=== Dataset ===

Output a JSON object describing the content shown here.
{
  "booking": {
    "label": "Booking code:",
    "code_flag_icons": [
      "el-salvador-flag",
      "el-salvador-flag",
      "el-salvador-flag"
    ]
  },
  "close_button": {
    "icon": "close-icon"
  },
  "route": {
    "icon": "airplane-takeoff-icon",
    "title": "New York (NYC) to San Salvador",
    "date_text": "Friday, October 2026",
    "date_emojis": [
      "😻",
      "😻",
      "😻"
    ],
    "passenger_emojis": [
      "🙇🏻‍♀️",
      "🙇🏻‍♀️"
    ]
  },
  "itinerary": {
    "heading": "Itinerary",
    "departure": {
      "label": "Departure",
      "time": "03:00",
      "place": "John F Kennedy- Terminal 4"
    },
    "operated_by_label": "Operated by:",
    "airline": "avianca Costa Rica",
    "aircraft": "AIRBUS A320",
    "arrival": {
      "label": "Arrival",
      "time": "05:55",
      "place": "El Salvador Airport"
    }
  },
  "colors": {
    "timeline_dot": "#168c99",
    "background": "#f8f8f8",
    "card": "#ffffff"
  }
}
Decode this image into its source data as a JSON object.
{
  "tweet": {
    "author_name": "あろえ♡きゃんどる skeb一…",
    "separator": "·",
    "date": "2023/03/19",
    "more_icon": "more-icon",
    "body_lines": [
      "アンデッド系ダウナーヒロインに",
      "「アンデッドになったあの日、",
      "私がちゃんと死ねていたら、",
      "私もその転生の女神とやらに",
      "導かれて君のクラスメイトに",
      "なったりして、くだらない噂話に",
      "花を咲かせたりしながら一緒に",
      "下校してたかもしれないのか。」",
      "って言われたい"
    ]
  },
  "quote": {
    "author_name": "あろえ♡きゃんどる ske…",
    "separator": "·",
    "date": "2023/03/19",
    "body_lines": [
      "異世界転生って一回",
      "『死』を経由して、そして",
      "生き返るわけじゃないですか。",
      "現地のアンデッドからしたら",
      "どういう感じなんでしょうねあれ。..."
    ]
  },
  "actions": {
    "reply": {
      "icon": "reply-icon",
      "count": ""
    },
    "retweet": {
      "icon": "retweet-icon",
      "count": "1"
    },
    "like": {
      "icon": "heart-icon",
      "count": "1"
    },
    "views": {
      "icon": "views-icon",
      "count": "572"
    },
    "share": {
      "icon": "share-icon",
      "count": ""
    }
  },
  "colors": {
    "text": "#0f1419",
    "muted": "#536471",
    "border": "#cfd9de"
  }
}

===

Work to complete:
Reproduce the records word for word.

Task response:
Output a JSON object describing the content shown here.
{
  "booking": {
    "label": "Booking code:",
    "code_flag_icons": [
      "el-salvador-flag",
      "el-salvador-flag",
      "el-salvador-flag"
    ]
  },
  "close_button": {
    "icon": "close-icon"
  },
  "route": {
    "icon": "airplane-takeoff-icon",
    "title": "New York (NYC) to San Salvador",
    "date_text": "Friday, October 2026",
    "date_emojis": [
      "😻",
      "😻",
      "😻"
    ],
    "passenger_emojis": [
      "🙇🏻‍♀️",
      "🙇🏻‍♀️"
    ]
  },
  "itinerary": {
    "heading": "Itinerary",
    "departure": {
      "label": "Departure",
      "time": "03:00",
      "place": "John F Kennedy- Terminal 4"
    },
    "operated_by_label": "Operated by:",
    "airline": "avianca Costa Rica",
    "aircraft": "AIRBUS A320",
    "arrival": {
      "label": "Arrival",
      "time": "05:55",
      "place": "El Salvador Airport"
    }
  },
  "colors": {
    "timeline_dot": "#168c99",
    "background": "#f8f8f8",
    "card": "#ffffff"
  }
}
Decode this image into its source data as a JSON object.
{
  "tweet": {
    "author_name": "あろえ♡きゃんどる skeb一…",
    "separator": "·",
    "date": "2023/03/19",
    "more_icon": "more-icon",
    "body_lines": [
      "アンデッド系ダウナーヒロインに",
      "「アンデッドになったあの日、",
      "私がちゃんと死ねていたら、",
      "私もその転生の女神とやらに",
      "導かれて君のクラスメイトに",
      "なったりして、くだらない噂話に",
      "花を咲かせたりしながら一緒に",
      "下校してたかもしれないのか。」",
      "って言われたい"
    ]
  },
  "quote": {
    "author_name": "あろえ♡きゃんどる ske…",
    "separator": "·",
    "date": "2023/03/19",
    "body_lines": [
      "異世界転生って一回",
      "『死』を経由して、そして",
      "生き返るわけじゃないですか。",
      "現地のアンデッドからしたら",
      "どういう感じなんでしょうねあれ。..."
    ]
  },
  "actions": {
    "reply": {
      "icon": "reply-icon",
      "count": ""
    },
    "retweet": {
      "icon": "retweet-icon",
      "count": "1"
    },
    "like": {
      "icon": "heart-icon",
      "count": "1"
    },
    "views": {
      "icon": "views-icon",
      "count": "572"
    },
    "share": {
      "icon": "share-icon",
      "count": ""
    }
  },
  "colors": {
    "text": "#0f1419",
    "muted": "#536471",
    "border": "#cfd9de"
  }
}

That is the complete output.